INSTRUCTION: Look through the data below. Show each line where the string "JSON" occurs.

DATA SHOWN:

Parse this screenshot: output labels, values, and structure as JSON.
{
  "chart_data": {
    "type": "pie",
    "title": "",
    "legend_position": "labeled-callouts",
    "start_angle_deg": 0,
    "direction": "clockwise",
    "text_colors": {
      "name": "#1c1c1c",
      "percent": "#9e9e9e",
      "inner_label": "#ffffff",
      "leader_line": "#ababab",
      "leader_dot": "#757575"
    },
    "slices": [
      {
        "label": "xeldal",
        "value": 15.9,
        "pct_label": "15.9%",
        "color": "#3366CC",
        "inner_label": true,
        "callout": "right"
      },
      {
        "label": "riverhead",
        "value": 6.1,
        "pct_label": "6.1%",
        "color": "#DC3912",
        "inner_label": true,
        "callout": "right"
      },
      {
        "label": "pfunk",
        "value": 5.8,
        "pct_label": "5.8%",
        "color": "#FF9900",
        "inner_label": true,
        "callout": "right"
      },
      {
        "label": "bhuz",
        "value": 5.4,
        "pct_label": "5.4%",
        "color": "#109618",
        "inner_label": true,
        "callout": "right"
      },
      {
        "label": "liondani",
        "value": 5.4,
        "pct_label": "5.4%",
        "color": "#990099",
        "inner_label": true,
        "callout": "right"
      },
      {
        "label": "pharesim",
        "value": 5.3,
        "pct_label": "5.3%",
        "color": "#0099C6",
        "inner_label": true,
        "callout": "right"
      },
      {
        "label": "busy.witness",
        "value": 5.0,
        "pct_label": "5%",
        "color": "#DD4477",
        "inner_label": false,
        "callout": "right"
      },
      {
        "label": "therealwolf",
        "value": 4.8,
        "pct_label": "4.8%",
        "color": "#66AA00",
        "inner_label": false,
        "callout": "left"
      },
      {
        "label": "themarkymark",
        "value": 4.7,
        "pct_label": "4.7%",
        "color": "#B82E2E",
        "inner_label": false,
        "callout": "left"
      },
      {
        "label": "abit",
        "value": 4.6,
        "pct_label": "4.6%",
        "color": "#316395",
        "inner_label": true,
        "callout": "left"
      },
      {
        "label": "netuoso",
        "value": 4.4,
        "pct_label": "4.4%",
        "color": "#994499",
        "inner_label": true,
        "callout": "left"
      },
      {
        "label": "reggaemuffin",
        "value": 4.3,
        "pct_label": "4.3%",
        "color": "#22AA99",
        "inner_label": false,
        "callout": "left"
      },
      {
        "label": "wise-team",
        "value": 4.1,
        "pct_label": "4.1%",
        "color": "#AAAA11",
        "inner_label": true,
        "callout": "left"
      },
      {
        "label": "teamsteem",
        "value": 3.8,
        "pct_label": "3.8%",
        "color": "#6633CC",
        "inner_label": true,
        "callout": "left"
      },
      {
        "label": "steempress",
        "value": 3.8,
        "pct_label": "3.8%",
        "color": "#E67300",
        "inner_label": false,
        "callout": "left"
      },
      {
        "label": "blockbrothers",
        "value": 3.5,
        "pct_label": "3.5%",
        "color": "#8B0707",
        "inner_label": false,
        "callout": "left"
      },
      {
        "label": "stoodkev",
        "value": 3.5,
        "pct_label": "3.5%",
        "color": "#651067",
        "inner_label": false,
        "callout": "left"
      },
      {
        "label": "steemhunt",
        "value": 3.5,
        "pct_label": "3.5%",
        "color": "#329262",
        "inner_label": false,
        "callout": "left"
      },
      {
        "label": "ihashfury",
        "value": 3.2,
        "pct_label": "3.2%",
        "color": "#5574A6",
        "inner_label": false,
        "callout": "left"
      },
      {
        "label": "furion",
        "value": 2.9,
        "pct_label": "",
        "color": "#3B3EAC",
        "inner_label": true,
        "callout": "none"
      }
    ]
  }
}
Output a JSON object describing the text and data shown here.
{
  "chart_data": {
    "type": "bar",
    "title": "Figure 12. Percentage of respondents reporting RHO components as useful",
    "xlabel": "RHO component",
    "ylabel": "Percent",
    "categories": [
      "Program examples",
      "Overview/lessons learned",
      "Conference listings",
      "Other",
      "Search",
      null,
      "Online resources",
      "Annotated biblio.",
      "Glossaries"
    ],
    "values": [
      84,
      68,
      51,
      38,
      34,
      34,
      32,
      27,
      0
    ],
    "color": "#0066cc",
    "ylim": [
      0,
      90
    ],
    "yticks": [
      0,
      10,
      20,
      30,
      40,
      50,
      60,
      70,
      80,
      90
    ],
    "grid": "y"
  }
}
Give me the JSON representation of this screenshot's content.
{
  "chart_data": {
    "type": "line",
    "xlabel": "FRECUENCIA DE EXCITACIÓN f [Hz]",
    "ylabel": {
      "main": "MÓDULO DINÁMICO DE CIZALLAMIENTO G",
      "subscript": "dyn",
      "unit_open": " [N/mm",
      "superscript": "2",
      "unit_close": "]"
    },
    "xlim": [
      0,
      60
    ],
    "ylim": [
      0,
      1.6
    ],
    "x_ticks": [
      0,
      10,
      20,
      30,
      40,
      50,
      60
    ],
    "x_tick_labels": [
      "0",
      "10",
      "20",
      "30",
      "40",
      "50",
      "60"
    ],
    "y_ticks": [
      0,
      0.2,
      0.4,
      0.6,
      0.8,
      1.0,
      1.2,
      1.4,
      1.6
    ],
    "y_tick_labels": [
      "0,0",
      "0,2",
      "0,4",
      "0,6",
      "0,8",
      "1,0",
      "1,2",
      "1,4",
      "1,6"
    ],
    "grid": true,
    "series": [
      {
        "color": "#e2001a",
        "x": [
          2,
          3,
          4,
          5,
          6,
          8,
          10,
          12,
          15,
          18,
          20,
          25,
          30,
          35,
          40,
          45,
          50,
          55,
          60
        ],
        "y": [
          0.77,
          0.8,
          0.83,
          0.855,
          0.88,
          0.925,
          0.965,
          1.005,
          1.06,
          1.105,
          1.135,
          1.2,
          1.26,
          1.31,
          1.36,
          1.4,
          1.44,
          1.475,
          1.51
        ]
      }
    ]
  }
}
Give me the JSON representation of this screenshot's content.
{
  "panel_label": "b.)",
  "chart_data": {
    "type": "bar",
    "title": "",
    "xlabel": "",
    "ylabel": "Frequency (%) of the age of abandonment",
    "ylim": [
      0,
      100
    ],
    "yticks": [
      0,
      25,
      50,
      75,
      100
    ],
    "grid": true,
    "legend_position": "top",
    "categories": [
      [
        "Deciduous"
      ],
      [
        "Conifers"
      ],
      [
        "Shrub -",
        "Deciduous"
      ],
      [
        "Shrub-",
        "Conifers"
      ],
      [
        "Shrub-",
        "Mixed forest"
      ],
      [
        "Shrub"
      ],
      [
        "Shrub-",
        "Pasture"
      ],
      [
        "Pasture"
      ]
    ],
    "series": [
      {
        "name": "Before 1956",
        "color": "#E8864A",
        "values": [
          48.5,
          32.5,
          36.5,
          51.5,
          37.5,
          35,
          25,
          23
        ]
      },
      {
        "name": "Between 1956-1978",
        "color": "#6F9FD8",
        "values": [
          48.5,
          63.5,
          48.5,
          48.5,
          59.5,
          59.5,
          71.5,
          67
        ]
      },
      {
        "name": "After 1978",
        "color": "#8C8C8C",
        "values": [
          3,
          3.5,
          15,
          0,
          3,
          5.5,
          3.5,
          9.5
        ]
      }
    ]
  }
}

RESULT:
Parse this screenshot: output labels, values, and structure as JSON.
Output a JSON object describing the text and data shown here.
Give me the JSON representation of this screenshot's content.
Give me the JSON representation of this screenshot's content.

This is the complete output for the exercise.